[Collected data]
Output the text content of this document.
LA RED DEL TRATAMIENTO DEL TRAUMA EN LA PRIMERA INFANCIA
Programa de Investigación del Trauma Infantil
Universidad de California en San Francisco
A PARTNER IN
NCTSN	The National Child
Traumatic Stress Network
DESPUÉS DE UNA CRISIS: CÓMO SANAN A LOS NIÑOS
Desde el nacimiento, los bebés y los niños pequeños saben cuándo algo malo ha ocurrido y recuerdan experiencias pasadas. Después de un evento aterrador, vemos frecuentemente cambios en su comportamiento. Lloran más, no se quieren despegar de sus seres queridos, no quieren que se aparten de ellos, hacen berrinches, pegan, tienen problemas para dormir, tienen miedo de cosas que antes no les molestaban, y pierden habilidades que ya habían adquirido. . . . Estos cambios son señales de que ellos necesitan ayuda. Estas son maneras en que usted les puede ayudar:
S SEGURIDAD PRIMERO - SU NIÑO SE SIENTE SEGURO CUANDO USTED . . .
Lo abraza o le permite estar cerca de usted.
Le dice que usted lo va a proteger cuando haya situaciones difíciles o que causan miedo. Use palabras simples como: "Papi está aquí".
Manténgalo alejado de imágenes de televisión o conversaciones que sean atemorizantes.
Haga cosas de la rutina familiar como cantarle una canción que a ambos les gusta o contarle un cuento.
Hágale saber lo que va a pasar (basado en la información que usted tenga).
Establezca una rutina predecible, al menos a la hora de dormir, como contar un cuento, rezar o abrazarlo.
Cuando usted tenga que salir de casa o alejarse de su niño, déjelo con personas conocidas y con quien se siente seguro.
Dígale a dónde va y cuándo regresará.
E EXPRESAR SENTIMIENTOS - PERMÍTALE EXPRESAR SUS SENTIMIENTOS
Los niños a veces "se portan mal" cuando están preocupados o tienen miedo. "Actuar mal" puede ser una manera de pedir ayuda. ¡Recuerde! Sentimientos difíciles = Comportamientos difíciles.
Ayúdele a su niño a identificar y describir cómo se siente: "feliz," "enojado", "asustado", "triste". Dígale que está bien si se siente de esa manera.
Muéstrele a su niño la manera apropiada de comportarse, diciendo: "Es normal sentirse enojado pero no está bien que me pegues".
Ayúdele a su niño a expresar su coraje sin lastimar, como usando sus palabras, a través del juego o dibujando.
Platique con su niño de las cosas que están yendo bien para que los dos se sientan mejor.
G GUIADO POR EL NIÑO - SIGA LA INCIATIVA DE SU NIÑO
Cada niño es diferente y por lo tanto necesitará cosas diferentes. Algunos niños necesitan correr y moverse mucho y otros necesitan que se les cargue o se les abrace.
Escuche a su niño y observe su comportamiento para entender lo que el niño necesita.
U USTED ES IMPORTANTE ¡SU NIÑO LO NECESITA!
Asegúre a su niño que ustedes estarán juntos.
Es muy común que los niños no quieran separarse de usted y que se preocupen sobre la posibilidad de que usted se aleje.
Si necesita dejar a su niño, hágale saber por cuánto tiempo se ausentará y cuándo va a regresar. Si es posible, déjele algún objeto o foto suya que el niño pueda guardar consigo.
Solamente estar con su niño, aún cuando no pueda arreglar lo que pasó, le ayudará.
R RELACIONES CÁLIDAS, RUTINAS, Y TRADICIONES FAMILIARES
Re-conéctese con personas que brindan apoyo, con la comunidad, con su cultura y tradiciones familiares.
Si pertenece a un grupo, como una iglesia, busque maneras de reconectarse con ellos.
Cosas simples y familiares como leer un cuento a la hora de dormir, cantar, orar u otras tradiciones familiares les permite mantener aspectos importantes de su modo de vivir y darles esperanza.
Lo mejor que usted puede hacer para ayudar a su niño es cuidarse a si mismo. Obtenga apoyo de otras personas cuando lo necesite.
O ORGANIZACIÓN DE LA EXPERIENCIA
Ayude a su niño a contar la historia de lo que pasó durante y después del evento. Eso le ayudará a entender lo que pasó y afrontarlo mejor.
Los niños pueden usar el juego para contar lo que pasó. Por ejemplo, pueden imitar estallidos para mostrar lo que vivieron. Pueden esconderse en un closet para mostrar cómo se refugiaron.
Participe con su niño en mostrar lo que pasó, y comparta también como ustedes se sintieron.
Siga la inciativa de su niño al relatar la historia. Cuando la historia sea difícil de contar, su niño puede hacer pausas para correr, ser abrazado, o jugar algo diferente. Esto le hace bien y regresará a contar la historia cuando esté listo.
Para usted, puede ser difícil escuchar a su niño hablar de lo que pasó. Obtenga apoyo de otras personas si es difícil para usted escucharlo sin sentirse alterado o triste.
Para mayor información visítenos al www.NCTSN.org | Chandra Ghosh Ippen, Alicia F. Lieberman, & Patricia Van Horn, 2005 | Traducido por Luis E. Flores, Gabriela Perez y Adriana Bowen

Assigned task:
Set every entry down verbatim.

Exercise solution:
Output the text content of this document.
LA RED DEL TRATAMIENTO DEL TRAUMA EN LA PRIMERA INFANCIA
Programa de Investigación del Trauma Infantil
Universidad de California en San Francisco
A PARTNER IN
NCTSN	The National Child
Traumatic Stress Network
DESPUÉS DE UNA CRISIS: CÓMO SANAN A LOS NIÑOS
Desde el nacimiento, los bebés y los niños pequeños saben cuándo algo malo ha ocurrido y recuerdan experiencias pasadas. Después de un evento aterrador, vemos frecuentemente cambios en su comportamiento. Lloran más, no se quieren despegar de sus seres queridos, no quieren que se aparten de ellos, hacen berrinches, pegan, tienen problemas para dormir, tienen miedo de cosas que antes no les molestaban, y pierden habilidades que ya habían adquirido. . . . Estos cambios son señales de que ellos necesitan ayuda. Estas son maneras en que usted les puede ayudar:
S SEGURIDAD PRIMERO - SU NIÑO SE SIENTE SEGURO CUANDO USTED . . .
Lo abraza o le permite estar cerca de usted.
Le dice que usted lo va a proteger cuando haya situaciones difíciles o que causan miedo. Use palabras simples como: "Papi está aquí".
Manténgalo alejado de imágenes de televisión o conversaciones que sean atemorizantes.
Haga cosas de la rutina familiar como cantarle una canción que a ambos les gusta o contarle un cuento.
Hágale saber lo que va a pasar (basado en la información que usted tenga).
Establezca una rutina predecible, al menos a la hora de dormir, como contar un cuento, rezar o abrazarlo.
Cuando usted tenga que salir de casa o alejarse de su niño, déjelo con personas conocidas y con quien se siente seguro.
Dígale a dónde va y cuándo regresará.
E EXPRESAR SENTIMIENTOS - PERMÍTALE EXPRESAR SUS SENTIMIENTOS
Los niños a veces "se portan mal" cuando están preocupados o tienen miedo. "Actuar mal" puede ser una manera de pedir ayuda. ¡Recuerde! Sentimientos difíciles = Comportamientos difíciles.
Ayúdele a su niño a identificar y describir cómo se siente: "feliz," "enojado", "asustado", "triste". Dígale que está bien si se siente de esa manera.
Muéstrele a su niño la manera apropiada de comportarse, diciendo: "Es normal sentirse enojado pero no está bien que me pegues".
Ayúdele a su niño a expresar su coraje sin lastimar, como usando sus palabras, a través del juego o dibujando.
Platique con su niño de las cosas que están yendo bien para que los dos se sientan mejor.
G GUIADO POR EL NIÑO - SIGA LA INCIATIVA DE SU NIÑO
Cada niño es diferente y por lo tanto necesitará cosas diferentes. Algunos niños necesitan correr y moverse mucho y otros necesitan que se les cargue o se les abrace.
Escuche a su niño y observe su comportamiento para entender lo que el niño necesita.
U USTED ES IMPORTANTE ¡SU NIÑO LO NECESITA!
Asegúre a su niño que ustedes estarán juntos.
Es muy común que los niños no quieran separarse de usted y que se preocupen sobre la posibilidad de que usted se aleje.
Si necesita dejar a su niño, hágale saber por cuánto tiempo se ausentará y cuándo va a regresar. Si es posible, déjele algún objeto o foto suya que el niño pueda guardar consigo.
Solamente estar con su niño, aún cuando no pueda arreglar lo que pasó, le ayudará.
R RELACIONES CÁLIDAS, RUTINAS, Y TRADICIONES FAMILIARES
Re-conéctese con personas que brindan apoyo, con la comunidad, con su cultura y tradiciones familiares.
Si pertenece a un grupo, como una iglesia, busque maneras de reconectarse con ellos.
Cosas simples y familiares como leer un cuento a la hora de dormir, cantar, orar u otras tradiciones familiares les permite mantener aspectos importantes de su modo de vivir y darles esperanza.
Lo mejor que usted puede hacer para ayudar a su niño es cuidarse a si mismo. Obtenga apoyo de otras personas cuando lo necesite.
O ORGANIZACIÓN DE LA EXPERIENCIA
Ayude a su niño a contar la historia de lo que pasó durante y después del evento. Eso le ayudará a entender lo que pasó y afrontarlo mejor.
Los niños pueden usar el juego para contar lo que pasó. Por ejemplo, pueden imitar estallidos para mostrar lo que vivieron. Pueden esconderse en un closet para mostrar cómo se refugiaron.
Participe con su niño en mostrar lo que pasó, y comparta también como ustedes se sintieron.
Siga la inciativa de su niño al relatar la historia. Cuando la historia sea difícil de contar, su niño puede hacer pausas para correr, ser abrazado, o jugar algo diferente. Esto le hace bien y regresará a contar la historia cuando esté listo.
Para usted, puede ser difícil escuchar a su niño hablar de lo que pasó. Obtenga apoyo de otras personas si es difícil para usted escucharlo sin sentirse alterado o triste.
Para mayor información visítenos al www.NCTSN.org | Chandra Ghosh Ippen, Alicia F. Lieberman, & Patricia Van Horn, 2005 | Traducido por Luis E. Flores, Gabriela Perez y Adriana Bowen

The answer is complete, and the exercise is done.